■ Exercise description:
Write the data out again, character for character, with no images.

■ Extracted information:
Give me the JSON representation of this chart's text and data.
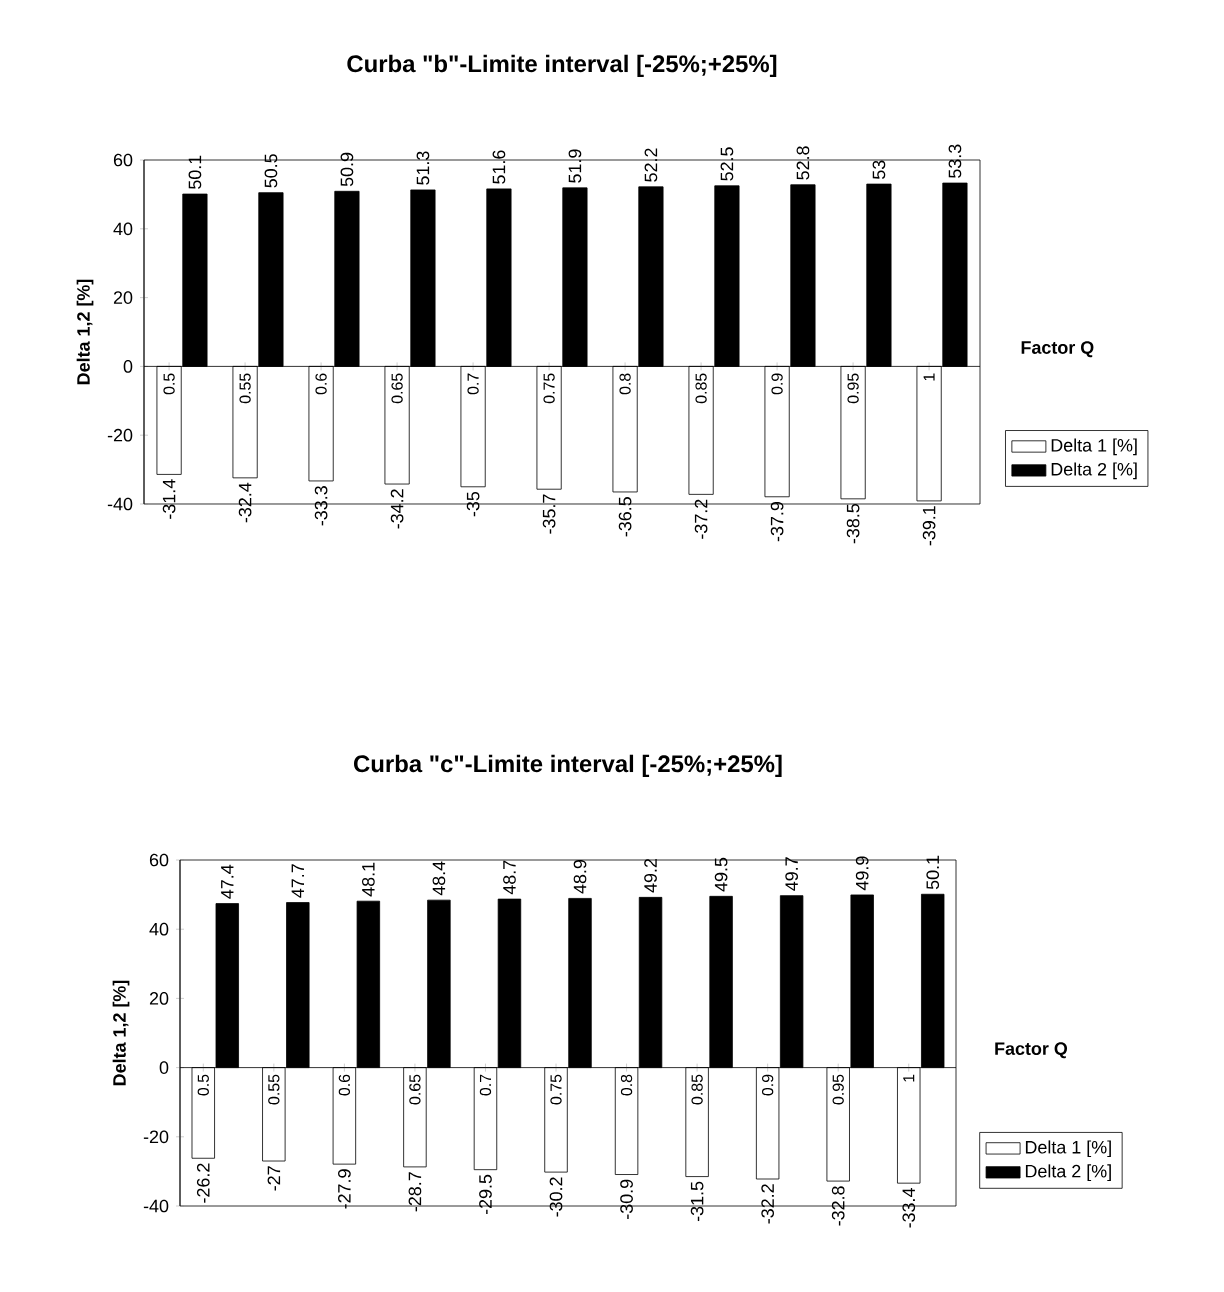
{
  "chart_data": [
    {
      "type": "bar",
      "title": "Curba \"b\"-Limite interval [-25%;+25%]",
      "xlabel": "Factor Q",
      "ylabel": "Delta 1,2 [%]",
      "categories": [
        "0.5",
        "0.55",
        "0.6",
        "0.65",
        "0.7",
        "0.75",
        "0.8",
        "0.85",
        "0.9",
        "0.95",
        "1"
      ],
      "series": [
        {
          "name": "Delta 1 [%]",
          "color": "#ffffff",
          "values": [
            -31.4,
            -32.4,
            -33.3,
            -34.2,
            -35,
            -35.7,
            -36.5,
            -37.2,
            -37.9,
            -38.5,
            -39.1
          ]
        },
        {
          "name": "Delta 2 [%]",
          "color": "#000000",
          "values": [
            50.1,
            50.5,
            50.9,
            51.3,
            51.6,
            51.9,
            52.2,
            52.5,
            52.8,
            53,
            53.3
          ]
        }
      ],
      "ylim": [
        -40,
        60
      ],
      "yticks": [
        -40,
        -20,
        0,
        20,
        40,
        60
      ],
      "data_labels": true,
      "legend": "right"
    },
    {
      "type": "bar",
      "title": "Curba \"c\"-Limite interval [-25%;+25%]",
      "xlabel": "Factor Q",
      "ylabel": "Delta 1,2 [%]",
      "categories": [
        "0.5",
        "0.55",
        "0.6",
        "0.65",
        "0.7",
        "0.75",
        "0.8",
        "0.85",
        "0.9",
        "0.95",
        "1"
      ],
      "series": [
        {
          "name": "Delta 1 [%]",
          "color": "#ffffff",
          "values": [
            -26.2,
            -27,
            -27.9,
            -28.7,
            -29.5,
            -30.2,
            -30.9,
            -31.5,
            -32.2,
            -32.8,
            -33.4
          ]
        },
        {
          "name": "Delta 2 [%]",
          "color": "#000000",
          "values": [
            47.4,
            47.7,
            48.1,
            48.4,
            48.7,
            48.9,
            49.2,
            49.5,
            49.7,
            49.9,
            50.1
          ]
        }
      ],
      "ylim": [
        -40,
        60
      ],
      "yticks": [
        -40,
        -20,
        0,
        20,
        40,
        60
      ],
      "data_labels": true,
      "legend": "right"
    }
  ]
}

■ Written response:
Give me the JSON representation of this chart's text and data.
{
  "chart_data": [
    {
      "type": "bar",
      "title": "Curba \"b\"-Limite interval [-25%;+25%]",
      "xlabel": "Factor Q",
      "ylabel": "Delta 1,2 [%]",
      "categories": [
        "0.5",
        "0.55",
        "0.6",
        "0.65",
        "0.7",
        "0.75",
        "0.8",
        "0.85",
        "0.9",
        "0.95",
        "1"
      ],
      "series": [
        {
          "name": "Delta 1 [%]",
          "color": "#ffffff",
          "values": [
            -31.4,
            -32.4,
            -33.3,
            -34.2,
            -35,
            -35.7,
            -36.5,
            -37.2,
            -37.9,
            -38.5,
            -39.1
          ]
        },
        {
          "name": "Delta 2 [%]",
          "color": "#000000",
          "values": [
            50.1,
            50.5,
            50.9,
            51.3,
            51.6,
            51.9,
            52.2,
            52.5,
            52.8,
            53,
            53.3
          ]
        }
      ],
      "ylim": [
        -40,
        60
      ],
      "yticks": [
        -40,
        -20,
        0,
        20,
        40,
        60
      ],
      "data_labels": true,
      "legend": "right"
    },
    {
      "type": "bar",
      "title": "Curba \"c\"-Limite interval [-25%;+25%]",
      "xlabel": "Factor Q",
      "ylabel": "Delta 1,2 [%]",
      "categories": [
        "0.5",
        "0.55",
        "0.6",
        "0.65",
        "0.7",
        "0.75",
        "0.8",
        "0.85",
        "0.9",
        "0.95",
        "1"
      ],
      "series": [
        {
          "name": "Delta 1 [%]",
          "color": "#ffffff",
          "values": [
            -26.2,
            -27,
            -27.9,
            -28.7,
            -29.5,
            -30.2,
            -30.9,
            -31.5,
            -32.2,
            -32.8,
            -33.4
          ]
        },
        {
          "name": "Delta 2 [%]",
          "color": "#000000",
          "values": [
            47.4,
            47.7,
            48.1,
            48.4,
            48.7,
            48.9,
            49.2,
            49.5,
            49.7,
            49.9,
            50.1
          ]
        }
      ],
      "ylim": [
        -40,
        60
      ],
      "yticks": [
        -40,
        -20,
        0,
        20,
        40,
        60
      ],
      "data_labels": true,
      "legend": "right"
    }
  ]
}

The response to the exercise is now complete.